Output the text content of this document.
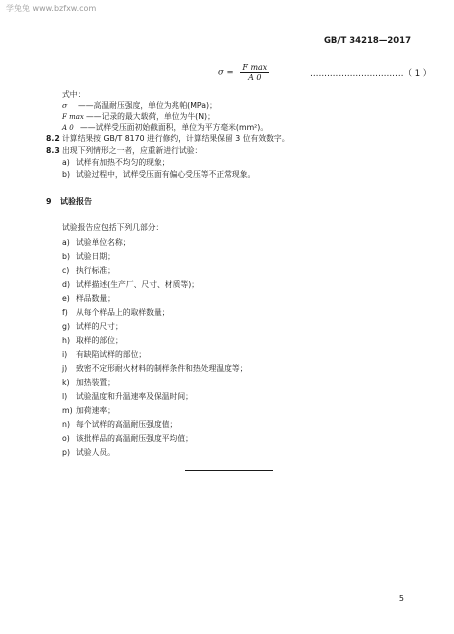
学兔兔 www.bzfxw.com
GB/T 34218—2017
$\sigma = \frac{\text{F max}}{A 0}$	……………………………（ 1 ）
式中：
σ ——高温耐压强度，单位为兆帕(MPa)；
F max ——记录的最大载荷，单位为牛(N)；
A 0 ——试样受压面初始截面积，单位为平方毫米(mm²)。
8.2 计算结果按 GB/T 8170 进行修约，计算结果保留 3 位有效数字。
8.3 出现下列情形之一者，应重新进行试验：
a) 试样有加热不均匀的现象；
b) 试验过程中，试样受压面有偏心受压等不正常现象。
9 试验报告
试验报告应包括下列几部分：
a) 试验单位名称；
b) 试验日期；
c) 执行标准；
d) 试样描述(生产厂、尺寸、材质等)；
e) 样品数量；
f) 从每个样品上的取样数量；
g) 试样的尺寸；
h) 取样的部位；
i) 有缺陷试样的部位；
j) 致密不定形耐火材料的制样条件和热处理温度等；
k) 加热装置；
l) 试验温度和升温速率及保温时间；
m) 加荷速率；
n) 每个试样的高温耐压强度值；
o) 该批样品的高温耐压强度平均值；
p) 试验人员。
5
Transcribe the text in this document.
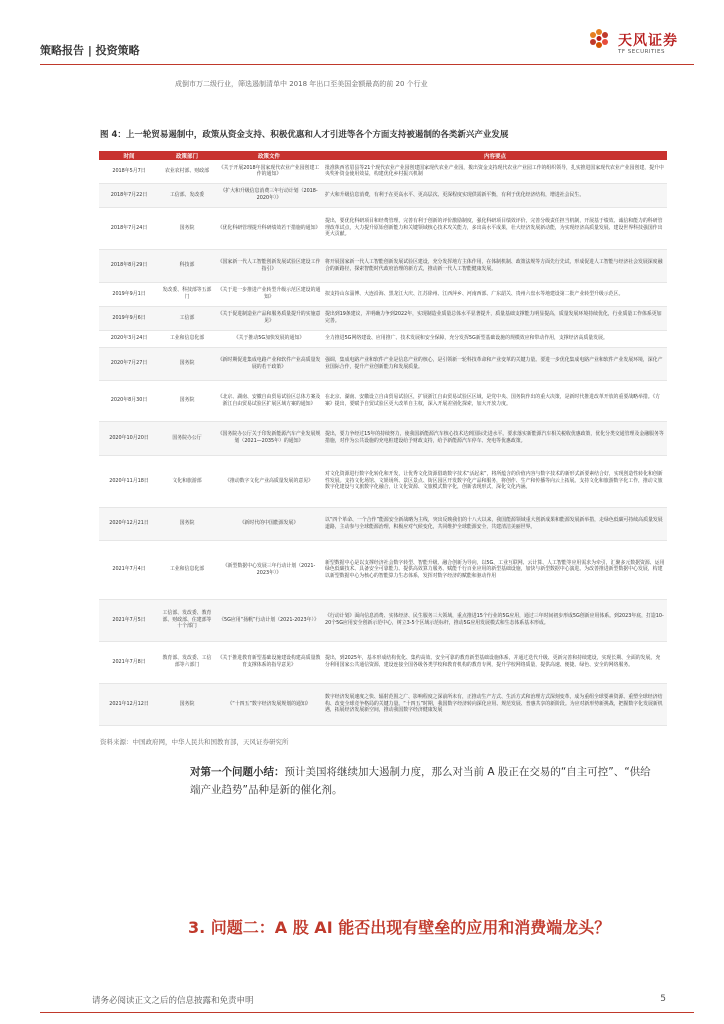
策略报告 | 投资策略
天风证券
TF SECURITIES
成倒市万二级行业，筛选遏制清单中 2018 年出口至美国金额最高的前 20 个行业
图 4：上一轮贸易遏制中，政策从资金支持、积极优惠和人才引进等各个方面支持被遏制的各类新兴产业发展
时间	政策部门	政策文件	内容要点
2018年5月7日	农业农村部、财政部	《关于开展2018年国家现代农业产业园创建工作的通知》	批准陕西省眉县等21个现代农业产业园创建国家现代农业产业园，拨出资金支持现代农业产业园工作的组织领导，扎实推进国家现代农业产业园创建，提升中央奖补资金使用效益，构建优化乡村振兴机制
2018年7月22日	工信部、发改委	《扩大和升级信息消费三年行动计划（2018-2020年）》	扩大和升级信息消费，有利于在更高水平、更高层次、更深程度实现供需新平衡，有利于优化经济结构，增进社会民生。
2018年7月24日	国务院	《优化科研管理提升科研绩效若干措施的通知》	提出，要优化科研项目和经费管理，完善有利于创新的评价激励制度，强化科研项目绩效评价，完善分级责任担当机制，开展基于绩效、诚信和能力的科研管理改革试点，大力提升原始创新能力和关键领域核心技术攻关能力，多出高水平成果，壮大经济发展新动能，为实现经济高质量发展、建设世界科技强国作出更大贡献。
2018年8月29日	科技部	《国家新一代人工智能创新发展试验区建设工作指引》	将开展国家新一代人工智能创新发展试验区建设，充分发挥地方主体作用，在体制机制、政策法规等方面先行先试，形成促进人工智能与经济社会发展深度融合的新路径，探索智能时代政府治理的新方式，推动新一代人工智能健康发展。
2019年9月1日	发改委、科技部等五部门	《关于进一步推进产业转型升级示范区建设的通知》	拟支持山东淄博、大连沿海、黑龙江大庆、江苏徐州、江西萍乡、河南西部、广东韶关、贵州六盘水等地建设第二批产业转型升级示范区。
2019年9月6日	工信部	《关于促进制造业产品和服务质量提升的实施意见》	提出到19条建议，并明确力争到2022年，实现制造业质量总体水平显著提升，质量基础支撑能力明显提高，质量发展环境持续优化，行业质量工作体系更加完善。
2020年3月24日	工业和信息化部	《关于推动5G加快发展的通知》	全力推进5G网络建设、应用推广、技术发展和安全保障，充分发挥5G新型基础设施的规模效应和带动作用，支撑经济高质量发展。
2020年7月27日	国务院	《新时期促进集成电路产业和软件产业高质量发展的若干政策》	强调，集成电路产业和软件产业是信息产业的核心，是引领新一轮科技革命和产业变革的关键力量。要进一步优化集成电路产业和软件产业发展环境，深化产业国际合作，提升产业创新能力和发展质量。
2020年8月30日	国务院	《北京、湖南、安徽自由贸易试验区总体方案及浙江自由贸易试验区扩展区域方案的通知》	在北京、湖南、安徽设立自由贸易试验区，扩展浙江自由贸易试验区区域，是党中央、国务院作出的重大决策，是新时代推进改革开放的重要战略举措。《方案》提出，要赋予自贸试验区更大改革自主权，深入开展差别化探索，加大开放力度。
2020年10月20日	国务院办公厅	《国务院办公厅关于印发新能源汽车产业发展规划（2021—2035年）的通知》	提出，要力争经过15年的持续努力，使我国新能源汽车核心技术达到国际先进水平。要求落实新能源汽车相关税收优惠政策，优化分类交通管理及金融服务等措施，对作为公共设施的充电桩建设给予财政支持，给予新能源汽车停车、充电等优惠政策。
2020年11月18日	文化和旅游部	《推动数字文化产业高质量发展的意见》	对文化资源进行数字化转化和开发，让优秀文化资源借助数字技术“活起来”，将所蕴含的价值内容与数字技术的新形式新要素结合好，实现创造性转化和创新性发展。支持文化场馆、文娱场所、景区景点、街区园区开发数字化产品和服务，将创作、生产和传播等向云上拓展。支持文化和旅游数字化工作，推动文旅数字化建设与文旅数字化融合，让文化资源、文旅模式数字化，创新表现形式，深化文化内涵。
2020年12月21日	国务院	《新时代的中国能源发展》	以“四个革命、一个合作”能源安全新战略为主线，突出反映我们的十八大以来，我国能源领域重大创新成果和能源发展新举措，走绿色低碳可持续高质量发展道路，主动参与全球能源治理，积极应对气候变化，共同维护全球能源安全，共建清洁美丽世界。
2021年7月4日	工业和信息化部	《新型数据中心发展三年行动计划（2021-2023年）》	新型数据中心是以支撑经济社会数字转型、智能升级、融合创新为导向，以5G、工业互联网、云计算、人工智能等应用需求为牵引，汇聚多元数据资源、运用绿色低碳技术、具备安全可靠能力、提供高效算力服务、赋能千行百业应用的新型基础设施，加快与新型数据中心演进。为改善推进新型数据中心发展，构建以新型数据中心为核心的智能算力生态体系，发挥对数字经济的赋能和驱动作用
2021年7月5日	工信部、发改委、教育部、财政部、住建部等十个部门	《5G应用“扬帆”行动计划（2021-2023年）》	《行动计划》面向信息消费、实体经济、民生服务三大领域，重点推进15个行业的5G应用，通过三年时间初步形成5G创新应用体系。到2023年底，打造10-20个5G应用安全创新示范中心，树立3-5个区域示范标杆，推动5G应用发展模式和生态体系基本形成。
2021年7月8日	教育部、发改委、工信部等六部门	《关于推进教育新型基础设施建设构建高质量教育支撑体系的指导意见》	提出，到2025年，基本形成结构优化、集约高效、安全可靠的教育新型基础设施体系，并通过迭代升级、更新完善和持续建设，实现长期、全面的发展。充分利用国家公共通信资源，建设连接全国各级各类学校和教育机构的教育专网，提升学校网络质量，提供高速、便捷、绿色、安全的网络服务。
2021年12月12日	国务院	《“十四五”数字经济发展规划的通知》	数字经济发展速度之快、辐射范围之广、影响程度之深前所未有，正推动生产方式、生活方式和治理方式深刻变革，成为重组全球要素资源、重塑全球经济结构、改变全球竞争格局的关键力量。“十四五”时期，我国数字经济转向深化应用、规范发展、普惠共享的新阶段。为应对新形势新挑战，把握数字化发展新机遇，拓展经济发展新空间，推动我国数字经济健康发展
资料来源：中国政府网，中华人民共和国教育部，天风证券研究所
对第一个问题小结：预计美国将继续加大遏制力度，那么对当前 A 股正在交易的“自主可控”、“供给端产业趋势”品种是新的催化剂。
3. 问题二：A 股 AI 能否出现有壁垒的应用和消费端龙头？
请务必阅读正文之后的信息披露和免责申明	5
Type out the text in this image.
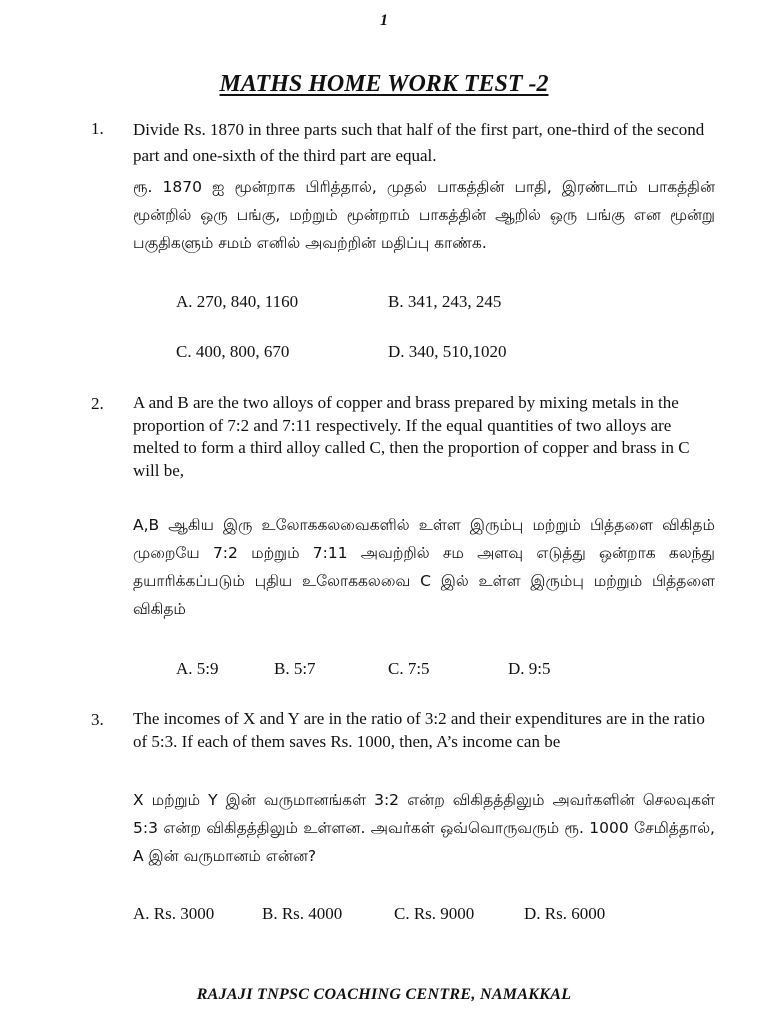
1
MATHS HOME WORK TEST -2
1. Divide Rs. 1870 in three parts such that half of the first part, one-third of the second part and one-sixth of the third part are equal.
ரூ. 1870 ஐ மூன்றாக பிரித்தால், முதல் பாகத்தின் பாதி, இரண்டாம் பாகத்தின் மூன்றில் ஒரு பங்கு, மற்றும் மூன்றாம் பாகத்தின் ஆறில் ஒரு பங்கு என மூன்று பகுதிகளும் சமம் எனில் அவற்றின் மதிப்பு காண்க.
A. 270, 840, 1160	B. 341, 243, 245
C. 400, 800, 670	D. 340, 510,1020
2. A and B are the two alloys of copper and brass prepared by mixing metals in the proportion of 7:2 and 7:11 respectively. If the equal quantities of two alloys are melted to form a third alloy called C, then the proportion of copper and brass in C will be,
A,B ஆகிய இரு உலோககலவைகளில் உள்ள இரும்பு மற்றும் பித்தளை விகிதம் முறையே 7:2 மற்றும் 7:11 அவற்றில் சம அளவு எடுத்து ஒன்றாக கலந்து தயாரிக்கப்படும் புதிய உலோககலவை C இல் உள்ள இரும்பு மற்றும் பித்தளை விகிதம்
A. 5:9	B. 5:7	C. 7:5	D. 9:5
3. The incomes of X and Y are in the ratio of 3:2 and their expenditures are in the ratio of 5:3. If each of them saves Rs. 1000, then, A’s income can be
X மற்றும் Y இன் வருமானங்கள் 3:2 என்ற விகிதத்திலும் அவர்களின் செலவுகள் 5:3 என்ற விகிதத்திலும் உள்ளன. அவர்கள் ஒவ்வொருவரும் ரூ. 1000 சேமித்தால், A இன் வருமானம் என்ன?
A. Rs. 3000	B. Rs. 4000	C. Rs. 9000	D. Rs. 6000
RAJAJI TNPSC COACHING CENTRE, NAMAKKAL
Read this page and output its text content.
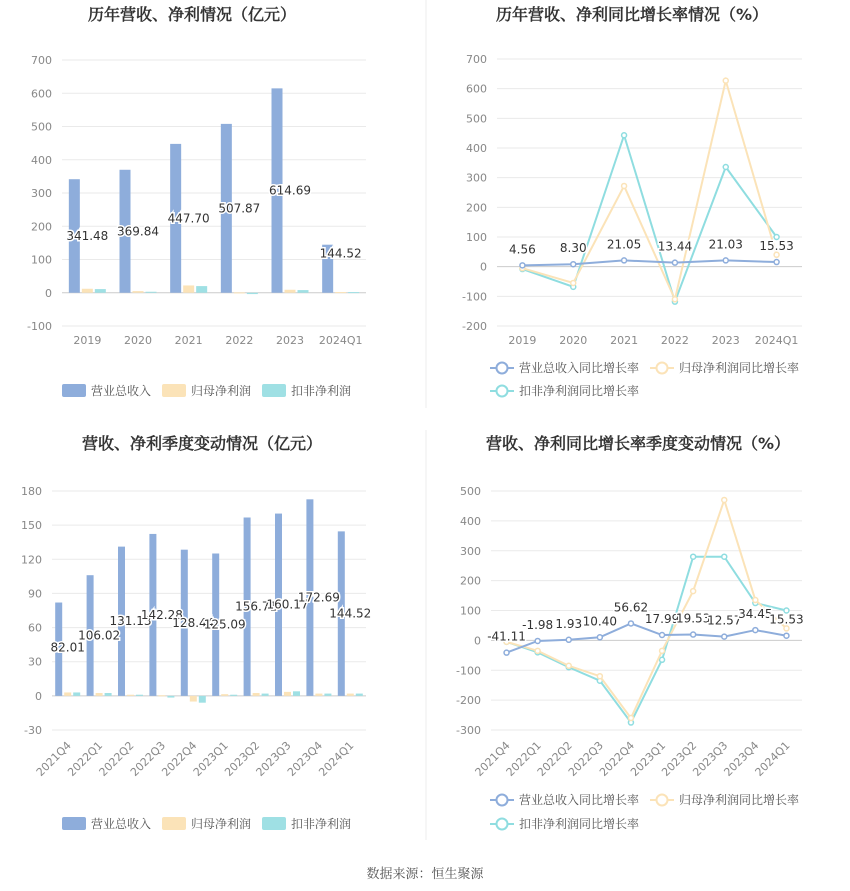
历年营收、净利情况（亿元）
700
600
500
400
300
200
100
0
-100
2019 2020 2021 2022 2023 2024Q1
341.48 369.84
447.70
507.87
614.69
144.52
营业总收入	归母净利润	扣非净利润
历年营收、净利同比增长率情况（%）
700
600
500
400
300
200
100
0
-100
-200
2019 2020 2021 2022 2023 2024Q1
4.56 8.30 21.05 13.44 21.03 15.53
营业总收入同比增长率	归母净利润同比增长率
扣非净利润同比增长率
营收、净利季度变动情况（亿元）
180
150
120
90
60
30
0
-30
2021Q4
2022Q1
2022Q2
2022Q3
2022Q4
2023Q1
2023Q2
2023Q3
2023Q4
2024Q1
82.01
106.02
131.13
142.28
128.44
125.09
156.71
160.17
172.69
144.52
营业总收入	归母净利润	扣非净利润
营收、净利同比增长率季度变动情况（%）
500
400
300
200
100
0
-100
-200
-300
2021Q4
2022Q1
2022Q2
2022Q3
2022Q4
2023Q1
2023Q2
2023Q3
2023Q4
2024Q1
-41.11
-1.98 1.93 10.40
56.62
17.99
19.53
12.57
34.45
15.53
营业总收入同比增长率	归母净利润同比增长率
扣非净利润同比增长率
数据来源：恒生聚源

************

◆ Stated problem: Collect the complete line wherever the string "then" appears in the records.

◆ Answer:
2. A and B are the two alloys of copper and brass prepared by mixing metals in the proportion of 7:2 and 7:11 respectively. If the equal quantities of two alloys are melted to form a third alloy called C, then the proportion of copper and brass in C will be,
3. The incomes of X and Y are in the ratio of 3:2 and their expenditures are in the ratio of 5:3. If each of them saves Rs. 1000, then, A’s income can be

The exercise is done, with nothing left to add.